- [REQUIRED WORK]: Repeat every record below exactly as it appears.

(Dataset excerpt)
━━━━━━━━━━━━━━━━━━━━

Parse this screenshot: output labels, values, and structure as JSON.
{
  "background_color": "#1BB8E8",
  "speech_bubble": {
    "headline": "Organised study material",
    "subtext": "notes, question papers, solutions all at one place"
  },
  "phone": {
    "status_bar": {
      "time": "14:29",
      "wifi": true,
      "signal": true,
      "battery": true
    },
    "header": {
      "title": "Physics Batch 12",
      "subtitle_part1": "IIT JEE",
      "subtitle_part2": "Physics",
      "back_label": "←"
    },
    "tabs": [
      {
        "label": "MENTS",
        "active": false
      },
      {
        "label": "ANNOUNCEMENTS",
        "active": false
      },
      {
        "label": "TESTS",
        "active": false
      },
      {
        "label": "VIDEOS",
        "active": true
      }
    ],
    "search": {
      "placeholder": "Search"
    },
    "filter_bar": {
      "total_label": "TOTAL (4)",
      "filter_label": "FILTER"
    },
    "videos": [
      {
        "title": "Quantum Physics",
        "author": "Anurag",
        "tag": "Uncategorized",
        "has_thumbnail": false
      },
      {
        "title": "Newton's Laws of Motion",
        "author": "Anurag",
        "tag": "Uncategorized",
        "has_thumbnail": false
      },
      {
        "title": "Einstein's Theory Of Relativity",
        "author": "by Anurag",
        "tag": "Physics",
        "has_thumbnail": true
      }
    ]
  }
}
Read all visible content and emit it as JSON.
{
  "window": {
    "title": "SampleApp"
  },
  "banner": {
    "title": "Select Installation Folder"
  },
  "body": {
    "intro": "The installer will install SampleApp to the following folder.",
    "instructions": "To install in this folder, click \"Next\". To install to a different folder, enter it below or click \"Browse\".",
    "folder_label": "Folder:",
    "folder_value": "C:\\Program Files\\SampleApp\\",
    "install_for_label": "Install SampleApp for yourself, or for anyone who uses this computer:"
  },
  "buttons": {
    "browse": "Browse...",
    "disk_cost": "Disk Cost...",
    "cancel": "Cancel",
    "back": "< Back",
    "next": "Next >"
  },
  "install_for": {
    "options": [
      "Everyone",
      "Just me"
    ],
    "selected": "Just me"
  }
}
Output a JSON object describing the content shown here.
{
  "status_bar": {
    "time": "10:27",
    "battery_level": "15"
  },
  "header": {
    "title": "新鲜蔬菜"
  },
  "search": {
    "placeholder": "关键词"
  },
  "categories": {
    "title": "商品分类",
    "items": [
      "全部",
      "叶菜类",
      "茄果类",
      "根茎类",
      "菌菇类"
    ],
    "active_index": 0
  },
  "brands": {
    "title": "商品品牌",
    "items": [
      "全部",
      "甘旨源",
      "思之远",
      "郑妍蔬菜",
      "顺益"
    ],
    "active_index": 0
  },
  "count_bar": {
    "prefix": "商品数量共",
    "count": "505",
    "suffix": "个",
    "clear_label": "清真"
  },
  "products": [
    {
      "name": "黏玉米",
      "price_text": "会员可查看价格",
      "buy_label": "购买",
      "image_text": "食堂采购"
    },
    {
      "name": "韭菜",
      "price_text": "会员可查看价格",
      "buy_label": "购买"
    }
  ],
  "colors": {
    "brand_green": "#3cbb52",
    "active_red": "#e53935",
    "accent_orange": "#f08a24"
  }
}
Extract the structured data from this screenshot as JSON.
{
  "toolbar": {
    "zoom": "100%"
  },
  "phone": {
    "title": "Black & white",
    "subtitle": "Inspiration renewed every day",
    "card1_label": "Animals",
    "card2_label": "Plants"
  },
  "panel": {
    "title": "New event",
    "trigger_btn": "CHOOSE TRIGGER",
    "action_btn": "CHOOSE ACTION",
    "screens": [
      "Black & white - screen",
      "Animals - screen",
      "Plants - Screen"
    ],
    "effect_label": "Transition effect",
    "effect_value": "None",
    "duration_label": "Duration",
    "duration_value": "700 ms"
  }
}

━━━━━━━━━━━━━━━━━━━━

- [WRITTEN REPLY]:
Parse this screenshot: output labels, values, and structure as JSON.
{
  "background_color": "#1BB8E8",
  "speech_bubble": {
    "headline": "Organised study material",
    "subtext": "notes, question papers, solutions all at one place"
  },
  "phone": {
    "status_bar": {
      "time": "14:29",
      "wifi": true,
      "signal": true,
      "battery": true
    },
    "header": {
      "title": "Physics Batch 12",
      "subtitle_part1": "IIT JEE",
      "subtitle_part2": "Physics",
      "back_label": "←"
    },
    "tabs": [
      {
        "label": "MENTS",
        "active": false
      },
      {
        "label": "ANNOUNCEMENTS",
        "active": false
      },
      {
        "label": "TESTS",
        "active": false
      },
      {
        "label": "VIDEOS",
        "active": true
      }
    ],
    "search": {
      "placeholder": "Search"
    },
    "filter_bar": {
      "total_label": "TOTAL (4)",
      "filter_label": "FILTER"
    },
    "videos": [
      {
        "title": "Quantum Physics",
        "author": "Anurag",
        "tag": "Uncategorized",
        "has_thumbnail": false
      },
      {
        "title": "Newton's Laws of Motion",
        "author": "Anurag",
        "tag": "Uncategorized",
        "has_thumbnail": false
      },
      {
        "title": "Einstein's Theory Of Relativity",
        "author": "by Anurag",
        "tag": "Physics",
        "has_thumbnail": true
      }
    ]
  }
}
Read all visible content and emit it as JSON.
{
  "window": {
    "title": "SampleApp"
  },
  "banner": {
    "title": "Select Installation Folder"
  },
  "body": {
    "intro": "The installer will install SampleApp to the following folder.",
    "instructions": "To install in this folder, click \"Next\". To install to a different folder, enter it below or click \"Browse\".",
    "folder_label": "Folder:",
    "folder_value": "C:\\Program Files\\SampleApp\\",
    "install_for_label": "Install SampleApp for yourself, or for anyone who uses this computer:"
  },
  "buttons": {
    "browse": "Browse...",
    "disk_cost": "Disk Cost...",
    "cancel": "Cancel",
    "back": "< Back",
    "next": "Next >"
  },
  "install_for": {
    "options": [
      "Everyone",
      "Just me"
    ],
    "selected": "Just me"
  }
}
Output a JSON object describing the content shown here.
{
  "status_bar": {
    "time": "10:27",
    "battery_level": "15"
  },
  "header": {
    "title": "新鲜蔬菜"
  },
  "search": {
    "placeholder": "关键词"
  },
  "categories": {
    "title": "商品分类",
    "items": [
      "全部",
      "叶菜类",
      "茄果类",
      "根茎类",
      "菌菇类"
    ],
    "active_index": 0
  },
  "brands": {
    "title": "商品品牌",
    "items": [
      "全部",
      "甘旨源",
      "思之远",
      "郑妍蔬菜",
      "顺益"
    ],
    "active_index": 0
  },
  "count_bar": {
    "prefix": "商品数量共",
    "count": "505",
    "suffix": "个",
    "clear_label": "清真"
  },
  "products": [
    {
      "name": "黏玉米",
      "price_text": "会员可查看价格",
      "buy_label": "购买",
      "image_text": "食堂采购"
    },
    {
      "name": "韭菜",
      "price_text": "会员可查看价格",
      "buy_label": "购买"
    }
  ],
  "colors": {
    "brand_green": "#3cbb52",
    "active_red": "#e53935",
    "accent_orange": "#f08a24"
  }
}
Extract the structured data from this screenshot as JSON.
{
  "toolbar": {
    "zoom": "100%"
  },
  "phone": {
    "title": "Black & white",
    "subtitle": "Inspiration renewed every day",
    "card1_label": "Animals",
    "card2_label": "Plants"
  },
  "panel": {
    "title": "New event",
    "trigger_btn": "CHOOSE TRIGGER",
    "action_btn": "CHOOSE ACTION",
    "screens": [
      "Black & white - screen",
      "Animals - screen",
      "Plants - Screen"
    ],
    "effect_label": "Transition effect",
    "effect_value": "None",
    "duration_label": "Duration",
    "duration_value": "700 ms"
  }
}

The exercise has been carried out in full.